* _THE DATA_:
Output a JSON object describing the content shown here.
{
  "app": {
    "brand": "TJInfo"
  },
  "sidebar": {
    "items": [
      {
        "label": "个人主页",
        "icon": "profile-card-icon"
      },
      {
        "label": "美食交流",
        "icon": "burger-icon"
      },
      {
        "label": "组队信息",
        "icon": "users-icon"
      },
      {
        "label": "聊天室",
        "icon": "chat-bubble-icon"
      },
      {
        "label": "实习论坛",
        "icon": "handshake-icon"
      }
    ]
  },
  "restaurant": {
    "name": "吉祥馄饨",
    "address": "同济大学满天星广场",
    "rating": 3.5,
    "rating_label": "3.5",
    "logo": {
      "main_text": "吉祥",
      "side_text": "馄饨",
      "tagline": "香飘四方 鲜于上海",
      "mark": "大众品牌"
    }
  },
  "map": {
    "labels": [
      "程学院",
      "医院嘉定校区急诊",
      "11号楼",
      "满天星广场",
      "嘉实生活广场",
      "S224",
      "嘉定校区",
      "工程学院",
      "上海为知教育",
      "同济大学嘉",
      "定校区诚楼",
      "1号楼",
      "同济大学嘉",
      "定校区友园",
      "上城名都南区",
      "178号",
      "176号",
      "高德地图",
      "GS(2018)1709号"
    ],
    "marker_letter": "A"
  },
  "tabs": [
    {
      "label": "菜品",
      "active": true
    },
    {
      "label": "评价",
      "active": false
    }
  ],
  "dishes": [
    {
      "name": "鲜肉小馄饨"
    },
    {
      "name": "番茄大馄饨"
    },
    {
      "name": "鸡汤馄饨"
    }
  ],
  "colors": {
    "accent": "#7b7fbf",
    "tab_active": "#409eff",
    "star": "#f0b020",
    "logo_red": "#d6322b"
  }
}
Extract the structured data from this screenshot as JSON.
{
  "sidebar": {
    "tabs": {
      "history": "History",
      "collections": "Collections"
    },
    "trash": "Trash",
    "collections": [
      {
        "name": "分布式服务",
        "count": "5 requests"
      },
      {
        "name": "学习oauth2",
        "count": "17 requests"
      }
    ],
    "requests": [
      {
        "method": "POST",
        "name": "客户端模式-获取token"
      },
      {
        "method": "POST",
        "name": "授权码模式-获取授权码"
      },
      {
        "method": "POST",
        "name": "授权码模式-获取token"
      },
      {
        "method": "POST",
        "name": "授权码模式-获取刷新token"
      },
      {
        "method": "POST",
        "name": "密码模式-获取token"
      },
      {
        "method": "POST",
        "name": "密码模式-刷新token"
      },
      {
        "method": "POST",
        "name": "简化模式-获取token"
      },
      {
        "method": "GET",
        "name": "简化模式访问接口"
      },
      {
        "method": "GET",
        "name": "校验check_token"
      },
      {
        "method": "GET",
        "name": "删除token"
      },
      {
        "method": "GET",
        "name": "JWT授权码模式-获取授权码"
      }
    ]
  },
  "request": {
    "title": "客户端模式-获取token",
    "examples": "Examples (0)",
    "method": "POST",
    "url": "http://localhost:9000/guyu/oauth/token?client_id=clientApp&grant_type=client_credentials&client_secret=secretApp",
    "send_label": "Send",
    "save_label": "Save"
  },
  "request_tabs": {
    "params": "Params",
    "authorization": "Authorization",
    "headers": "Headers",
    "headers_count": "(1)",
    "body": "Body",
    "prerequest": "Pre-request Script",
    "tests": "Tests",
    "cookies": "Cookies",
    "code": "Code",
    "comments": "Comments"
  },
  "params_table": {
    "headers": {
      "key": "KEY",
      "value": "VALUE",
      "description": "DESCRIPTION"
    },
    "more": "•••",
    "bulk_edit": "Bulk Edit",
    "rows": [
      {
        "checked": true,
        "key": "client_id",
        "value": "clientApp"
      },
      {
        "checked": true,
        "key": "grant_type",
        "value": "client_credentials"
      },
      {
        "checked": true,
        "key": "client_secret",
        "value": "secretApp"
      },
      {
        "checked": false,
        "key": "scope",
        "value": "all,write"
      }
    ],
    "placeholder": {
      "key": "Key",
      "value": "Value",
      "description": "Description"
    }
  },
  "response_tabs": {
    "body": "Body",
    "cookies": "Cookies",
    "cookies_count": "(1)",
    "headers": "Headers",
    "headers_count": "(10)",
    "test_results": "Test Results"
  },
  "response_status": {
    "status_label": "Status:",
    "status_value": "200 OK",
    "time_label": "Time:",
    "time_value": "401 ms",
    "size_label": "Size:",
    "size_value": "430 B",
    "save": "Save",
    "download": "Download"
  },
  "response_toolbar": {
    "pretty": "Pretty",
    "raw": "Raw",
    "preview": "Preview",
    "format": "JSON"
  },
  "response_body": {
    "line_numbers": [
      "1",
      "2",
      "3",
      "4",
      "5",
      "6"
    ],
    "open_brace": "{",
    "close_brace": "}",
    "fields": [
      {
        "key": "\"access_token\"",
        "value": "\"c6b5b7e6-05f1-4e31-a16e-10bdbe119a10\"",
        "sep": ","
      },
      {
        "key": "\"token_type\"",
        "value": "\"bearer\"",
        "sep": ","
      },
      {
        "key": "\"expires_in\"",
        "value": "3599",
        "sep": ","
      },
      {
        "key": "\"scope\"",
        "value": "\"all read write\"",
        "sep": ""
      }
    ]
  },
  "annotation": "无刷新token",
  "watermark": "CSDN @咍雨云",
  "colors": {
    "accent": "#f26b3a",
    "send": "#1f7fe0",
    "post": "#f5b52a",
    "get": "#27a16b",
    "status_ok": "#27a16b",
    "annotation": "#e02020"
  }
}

* _SHORT PROBLEM_: Output an exact copy of each record.

* _RESPONSE TO THE TASK_:
Output a JSON object describing the content shown here.
{
  "app": {
    "brand": "TJInfo"
  },
  "sidebar": {
    "items": [
      {
        "label": "个人主页",
        "icon": "profile-card-icon"
      },
      {
        "label": "美食交流",
        "icon": "burger-icon"
      },
      {
        "label": "组队信息",
        "icon": "users-icon"
      },
      {
        "label": "聊天室",
        "icon": "chat-bubble-icon"
      },
      {
        "label": "实习论坛",
        "icon": "handshake-icon"
      }
    ]
  },
  "restaurant": {
    "name": "吉祥馄饨",
    "address": "同济大学满天星广场",
    "rating": 3.5,
    "rating_label": "3.5",
    "logo": {
      "main_text": "吉祥",
      "side_text": "馄饨",
      "tagline": "香飘四方 鲜于上海",
      "mark": "大众品牌"
    }
  },
  "map": {
    "labels": [
      "程学院",
      "医院嘉定校区急诊",
      "11号楼",
      "满天星广场",
      "嘉实生活广场",
      "S224",
      "嘉定校区",
      "工程学院",
      "上海为知教育",
      "同济大学嘉",
      "定校区诚楼",
      "1号楼",
      "同济大学嘉",
      "定校区友园",
      "上城名都南区",
      "178号",
      "176号",
      "高德地图",
      "GS(2018)1709号"
    ],
    "marker_letter": "A"
  },
  "tabs": [
    {
      "label": "菜品",
      "active": true
    },
    {
      "label": "评价",
      "active": false
    }
  ],
  "dishes": [
    {
      "name": "鲜肉小馄饨"
    },
    {
      "name": "番茄大馄饨"
    },
    {
      "name": "鸡汤馄饨"
    }
  ],
  "colors": {
    "accent": "#7b7fbf",
    "tab_active": "#409eff",
    "star": "#f0b020",
    "logo_red": "#d6322b"
  }
}
Extract the structured data from this screenshot as JSON.
{
  "sidebar": {
    "tabs": {
      "history": "History",
      "collections": "Collections"
    },
    "trash": "Trash",
    "collections": [
      {
        "name": "分布式服务",
        "count": "5 requests"
      },
      {
        "name": "学习oauth2",
        "count": "17 requests"
      }
    ],
    "requests": [
      {
        "method": "POST",
        "name": "客户端模式-获取token"
      },
      {
        "method": "POST",
        "name": "授权码模式-获取授权码"
      },
      {
        "method": "POST",
        "name": "授权码模式-获取token"
      },
      {
        "method": "POST",
        "name": "授权码模式-获取刷新token"
      },
      {
        "method": "POST",
        "name": "密码模式-获取token"
      },
      {
        "method": "POST",
        "name": "密码模式-刷新token"
      },
      {
        "method": "POST",
        "name": "简化模式-获取token"
      },
      {
        "method": "GET",
        "name": "简化模式访问接口"
      },
      {
        "method": "GET",
        "name": "校验check_token"
      },
      {
        "method": "GET",
        "name": "删除token"
      },
      {
        "method": "GET",
        "name": "JWT授权码模式-获取授权码"
      }
    ]
  },
  "request": {
    "title": "客户端模式-获取token",
    "examples": "Examples (0)",
    "method": "POST",
    "url": "http://localhost:9000/guyu/oauth/token?client_id=clientApp&grant_type=client_credentials&client_secret=secretApp",
    "send_label": "Send",
    "save_label": "Save"
  },
  "request_tabs": {
    "params": "Params",
    "authorization": "Authorization",
    "headers": "Headers",
    "headers_count": "(1)",
    "body": "Body",
    "prerequest": "Pre-request Script",
    "tests": "Tests",
    "cookies": "Cookies",
    "code": "Code",
    "comments": "Comments"
  },
  "params_table": {
    "headers": {
      "key": "KEY",
      "value": "VALUE",
      "description": "DESCRIPTION"
    },
    "more": "•••",
    "bulk_edit": "Bulk Edit",
    "rows": [
      {
        "checked": true,
        "key": "client_id",
        "value": "clientApp"
      },
      {
        "checked": true,
        "key": "grant_type",
        "value": "client_credentials"
      },
      {
        "checked": true,
        "key": "client_secret",
        "value": "secretApp"
      },
      {
        "checked": false,
        "key": "scope",
        "value": "all,write"
      }
    ],
    "placeholder": {
      "key": "Key",
      "value": "Value",
      "description": "Description"
    }
  },
  "response_tabs": {
    "body": "Body",
    "cookies": "Cookies",
    "cookies_count": "(1)",
    "headers": "Headers",
    "headers_count": "(10)",
    "test_results": "Test Results"
  },
  "response_status": {
    "status_label": "Status:",
    "status_value": "200 OK",
    "time_label": "Time:",
    "time_value": "401 ms",
    "size_label": "Size:",
    "size_value": "430 B",
    "save": "Save",
    "download": "Download"
  },
  "response_toolbar": {
    "pretty": "Pretty",
    "raw": "Raw",
    "preview": "Preview",
    "format": "JSON"
  },
  "response_body": {
    "line_numbers": [
      "1",
      "2",
      "3",
      "4",
      "5",
      "6"
    ],
    "open_brace": "{",
    "close_brace": "}",
    "fields": [
      {
        "key": "\"access_token\"",
        "value": "\"c6b5b7e6-05f1-4e31-a16e-10bdbe119a10\"",
        "sep": ","
      },
      {
        "key": "\"token_type\"",
        "value": "\"bearer\"",
        "sep": ","
      },
      {
        "key": "\"expires_in\"",
        "value": "3599",
        "sep": ","
      },
      {
        "key": "\"scope\"",
        "value": "\"all read write\"",
        "sep": ""
      }
    ]
  },
  "annotation": "无刷新token",
  "watermark": "CSDN @咍雨云",
  "colors": {
    "accent": "#f26b3a",
    "send": "#1f7fe0",
    "post": "#f5b52a",
    "get": "#27a16b",
    "status_ok": "#27a16b",
    "annotation": "#e02020"
  }
}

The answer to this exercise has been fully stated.